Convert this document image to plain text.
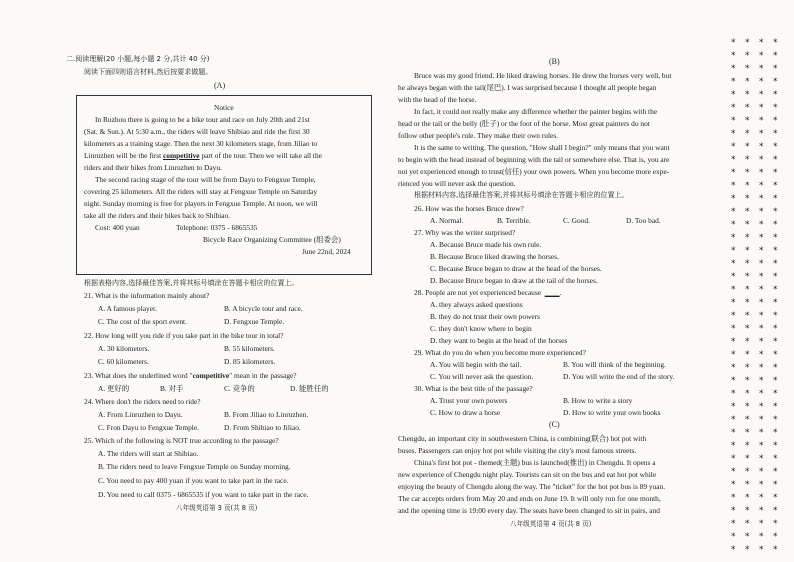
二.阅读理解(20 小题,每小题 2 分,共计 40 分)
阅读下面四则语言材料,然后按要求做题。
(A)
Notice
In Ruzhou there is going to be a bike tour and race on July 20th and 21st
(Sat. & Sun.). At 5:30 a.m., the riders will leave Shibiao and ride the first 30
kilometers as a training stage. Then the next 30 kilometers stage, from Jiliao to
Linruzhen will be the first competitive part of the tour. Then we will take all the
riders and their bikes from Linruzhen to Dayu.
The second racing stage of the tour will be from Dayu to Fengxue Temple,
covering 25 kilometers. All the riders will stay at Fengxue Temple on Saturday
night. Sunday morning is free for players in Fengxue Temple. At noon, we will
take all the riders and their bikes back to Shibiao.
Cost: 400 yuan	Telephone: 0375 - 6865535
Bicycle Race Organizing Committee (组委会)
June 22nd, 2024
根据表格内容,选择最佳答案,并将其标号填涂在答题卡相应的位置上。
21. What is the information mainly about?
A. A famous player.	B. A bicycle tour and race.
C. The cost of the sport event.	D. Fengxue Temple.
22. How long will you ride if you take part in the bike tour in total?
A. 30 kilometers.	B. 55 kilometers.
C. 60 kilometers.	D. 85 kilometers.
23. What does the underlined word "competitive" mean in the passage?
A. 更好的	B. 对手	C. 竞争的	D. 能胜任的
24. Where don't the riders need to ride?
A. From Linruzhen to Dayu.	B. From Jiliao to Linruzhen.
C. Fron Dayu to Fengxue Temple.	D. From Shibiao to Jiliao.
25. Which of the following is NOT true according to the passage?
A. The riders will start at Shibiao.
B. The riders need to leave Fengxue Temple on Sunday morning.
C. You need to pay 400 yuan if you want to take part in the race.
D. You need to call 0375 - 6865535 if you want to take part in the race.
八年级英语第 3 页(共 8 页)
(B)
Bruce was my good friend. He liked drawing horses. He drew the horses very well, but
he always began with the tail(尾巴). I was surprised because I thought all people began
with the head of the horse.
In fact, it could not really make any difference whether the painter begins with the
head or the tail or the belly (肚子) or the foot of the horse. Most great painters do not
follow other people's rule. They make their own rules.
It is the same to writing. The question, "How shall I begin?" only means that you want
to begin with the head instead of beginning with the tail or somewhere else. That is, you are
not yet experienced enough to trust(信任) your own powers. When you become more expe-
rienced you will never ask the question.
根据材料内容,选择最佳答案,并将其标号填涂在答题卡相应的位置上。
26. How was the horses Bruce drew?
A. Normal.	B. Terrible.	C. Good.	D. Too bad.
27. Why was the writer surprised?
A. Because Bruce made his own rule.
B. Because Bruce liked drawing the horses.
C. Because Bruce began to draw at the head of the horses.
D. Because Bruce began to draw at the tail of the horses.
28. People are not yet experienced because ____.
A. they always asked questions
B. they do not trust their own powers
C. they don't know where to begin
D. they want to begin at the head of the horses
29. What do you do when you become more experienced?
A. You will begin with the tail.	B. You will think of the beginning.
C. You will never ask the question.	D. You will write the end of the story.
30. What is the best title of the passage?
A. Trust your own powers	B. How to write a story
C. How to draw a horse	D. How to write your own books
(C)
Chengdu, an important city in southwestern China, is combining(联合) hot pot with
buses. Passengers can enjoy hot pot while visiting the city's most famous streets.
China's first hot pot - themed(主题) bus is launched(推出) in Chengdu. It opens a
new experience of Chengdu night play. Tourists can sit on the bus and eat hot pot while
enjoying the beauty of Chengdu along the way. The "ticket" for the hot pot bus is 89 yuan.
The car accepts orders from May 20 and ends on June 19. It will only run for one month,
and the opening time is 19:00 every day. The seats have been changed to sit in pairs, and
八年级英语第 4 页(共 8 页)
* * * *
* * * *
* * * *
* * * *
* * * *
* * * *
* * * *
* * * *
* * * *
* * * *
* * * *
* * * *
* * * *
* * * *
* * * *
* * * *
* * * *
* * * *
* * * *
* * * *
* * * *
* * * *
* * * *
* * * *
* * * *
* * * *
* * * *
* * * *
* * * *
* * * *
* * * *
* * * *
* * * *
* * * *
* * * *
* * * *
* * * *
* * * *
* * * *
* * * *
☆ ☆ ☆ ☆ ☆
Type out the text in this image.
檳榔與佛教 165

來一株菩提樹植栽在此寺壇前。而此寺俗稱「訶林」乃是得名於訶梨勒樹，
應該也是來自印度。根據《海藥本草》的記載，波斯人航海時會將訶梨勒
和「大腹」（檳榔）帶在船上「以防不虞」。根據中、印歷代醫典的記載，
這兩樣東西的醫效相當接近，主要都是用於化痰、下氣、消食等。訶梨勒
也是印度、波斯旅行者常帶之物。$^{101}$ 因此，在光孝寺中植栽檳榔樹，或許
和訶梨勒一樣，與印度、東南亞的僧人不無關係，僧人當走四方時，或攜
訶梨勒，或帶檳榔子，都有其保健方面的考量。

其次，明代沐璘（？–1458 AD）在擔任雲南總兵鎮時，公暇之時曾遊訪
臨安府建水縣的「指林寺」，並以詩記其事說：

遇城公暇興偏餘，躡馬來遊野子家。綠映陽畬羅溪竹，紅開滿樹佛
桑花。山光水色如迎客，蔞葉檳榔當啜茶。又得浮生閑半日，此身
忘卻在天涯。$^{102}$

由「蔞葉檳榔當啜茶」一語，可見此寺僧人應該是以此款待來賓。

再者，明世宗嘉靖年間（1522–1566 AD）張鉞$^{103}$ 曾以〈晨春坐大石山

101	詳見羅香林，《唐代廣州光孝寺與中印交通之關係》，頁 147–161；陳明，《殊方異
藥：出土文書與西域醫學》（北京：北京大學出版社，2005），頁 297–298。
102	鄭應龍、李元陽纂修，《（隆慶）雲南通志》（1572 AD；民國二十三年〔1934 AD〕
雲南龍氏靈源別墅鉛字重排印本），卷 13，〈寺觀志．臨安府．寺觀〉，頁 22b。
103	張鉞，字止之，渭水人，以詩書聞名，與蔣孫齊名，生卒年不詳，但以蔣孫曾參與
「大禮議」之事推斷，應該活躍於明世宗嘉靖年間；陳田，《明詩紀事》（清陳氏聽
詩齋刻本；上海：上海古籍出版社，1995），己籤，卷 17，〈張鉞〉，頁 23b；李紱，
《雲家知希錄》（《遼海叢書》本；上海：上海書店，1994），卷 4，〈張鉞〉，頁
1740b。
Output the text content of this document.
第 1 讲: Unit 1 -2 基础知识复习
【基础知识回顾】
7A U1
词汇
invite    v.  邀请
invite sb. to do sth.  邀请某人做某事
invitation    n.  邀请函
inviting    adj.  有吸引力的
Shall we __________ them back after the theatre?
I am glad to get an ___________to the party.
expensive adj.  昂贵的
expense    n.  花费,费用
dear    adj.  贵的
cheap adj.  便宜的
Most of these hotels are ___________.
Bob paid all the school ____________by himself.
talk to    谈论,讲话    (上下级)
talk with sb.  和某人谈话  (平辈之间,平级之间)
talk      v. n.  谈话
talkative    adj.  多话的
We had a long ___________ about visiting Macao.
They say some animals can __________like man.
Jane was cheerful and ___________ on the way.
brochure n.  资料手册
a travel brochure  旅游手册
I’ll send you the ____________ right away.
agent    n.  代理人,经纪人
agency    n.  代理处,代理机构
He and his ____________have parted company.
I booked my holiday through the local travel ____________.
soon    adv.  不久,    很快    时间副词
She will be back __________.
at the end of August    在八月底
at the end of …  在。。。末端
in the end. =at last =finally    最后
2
☆ ☆ ☆ ☆ ☆
• _EXERCISE DIRECTIONS_
Copy every line that includes the string "need" from the material above.

• _FULL OUTPUT_
24. Where don't the riders need to ride?
B. The riders need to leave Fengxue Temple on Sunday morning.
C. You need to pay 400 yuan if you want to take part in the race.
D. You need to call 0375 - 6865535 if you want to take part in the race.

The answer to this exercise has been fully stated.